Dataset listings of figures:
---

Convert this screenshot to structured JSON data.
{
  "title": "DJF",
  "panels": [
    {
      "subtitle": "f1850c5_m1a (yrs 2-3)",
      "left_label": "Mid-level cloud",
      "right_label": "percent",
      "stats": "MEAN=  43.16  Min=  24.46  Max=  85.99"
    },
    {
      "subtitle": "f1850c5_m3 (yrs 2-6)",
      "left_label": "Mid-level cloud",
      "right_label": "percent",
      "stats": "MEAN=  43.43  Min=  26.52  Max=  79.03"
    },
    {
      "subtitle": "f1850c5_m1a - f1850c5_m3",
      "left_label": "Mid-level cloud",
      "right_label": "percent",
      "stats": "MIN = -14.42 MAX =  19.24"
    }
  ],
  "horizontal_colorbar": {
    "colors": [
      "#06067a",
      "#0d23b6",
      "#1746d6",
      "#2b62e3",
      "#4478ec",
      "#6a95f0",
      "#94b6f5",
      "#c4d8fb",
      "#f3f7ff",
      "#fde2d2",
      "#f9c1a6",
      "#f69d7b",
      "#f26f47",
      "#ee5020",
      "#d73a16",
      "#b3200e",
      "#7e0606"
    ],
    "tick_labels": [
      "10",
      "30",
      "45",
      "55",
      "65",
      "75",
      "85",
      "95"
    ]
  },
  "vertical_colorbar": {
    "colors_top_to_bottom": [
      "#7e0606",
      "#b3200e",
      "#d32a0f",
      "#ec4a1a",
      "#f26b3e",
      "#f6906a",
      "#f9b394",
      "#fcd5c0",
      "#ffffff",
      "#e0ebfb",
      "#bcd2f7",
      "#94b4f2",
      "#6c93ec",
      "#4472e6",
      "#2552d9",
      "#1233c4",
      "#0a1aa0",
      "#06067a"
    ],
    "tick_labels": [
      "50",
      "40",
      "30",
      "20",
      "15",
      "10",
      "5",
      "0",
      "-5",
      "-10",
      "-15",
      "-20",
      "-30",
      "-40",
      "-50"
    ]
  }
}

---

In this exercise, repeat all entries exactly.

Convert this screenshot to structured JSON data.
{
  "title": "DJF",
  "panels": [
    {
      "subtitle": "f1850c5_m1a (yrs 2-3)",
      "left_label": "Mid-level cloud",
      "right_label": "percent",
      "stats": "MEAN=  43.16  Min=  24.46  Max=  85.99"
    },
    {
      "subtitle": "f1850c5_m3 (yrs 2-6)",
      "left_label": "Mid-level cloud",
      "right_label": "percent",
      "stats": "MEAN=  43.43  Min=  26.52  Max=  79.03"
    },
    {
      "subtitle": "f1850c5_m1a - f1850c5_m3",
      "left_label": "Mid-level cloud",
      "right_label": "percent",
      "stats": "MIN = -14.42 MAX =  19.24"
    }
  ],
  "horizontal_colorbar": {
    "colors": [
      "#06067a",
      "#0d23b6",
      "#1746d6",
      "#2b62e3",
      "#4478ec",
      "#6a95f0",
      "#94b6f5",
      "#c4d8fb",
      "#f3f7ff",
      "#fde2d2",
      "#f9c1a6",
      "#f69d7b",
      "#f26f47",
      "#ee5020",
      "#d73a16",
      "#b3200e",
      "#7e0606"
    ],
    "tick_labels": [
      "10",
      "30",
      "45",
      "55",
      "65",
      "75",
      "85",
      "95"
    ]
  },
  "vertical_colorbar": {
    "colors_top_to_bottom": [
      "#7e0606",
      "#b3200e",
      "#d32a0f",
      "#ec4a1a",
      "#f26b3e",
      "#f6906a",
      "#f9b394",
      "#fcd5c0",
      "#ffffff",
      "#e0ebfb",
      "#bcd2f7",
      "#94b4f2",
      "#6c93ec",
      "#4472e6",
      "#2552d9",
      "#1233c4",
      "#0a1aa0",
      "#06067a"
    ],
    "tick_labels": [
      "50",
      "40",
      "30",
      "20",
      "15",
      "10",
      "5",
      "0",
      "-5",
      "-10",
      "-15",
      "-20",
      "-30",
      "-40",
      "-50"
    ]
  }
}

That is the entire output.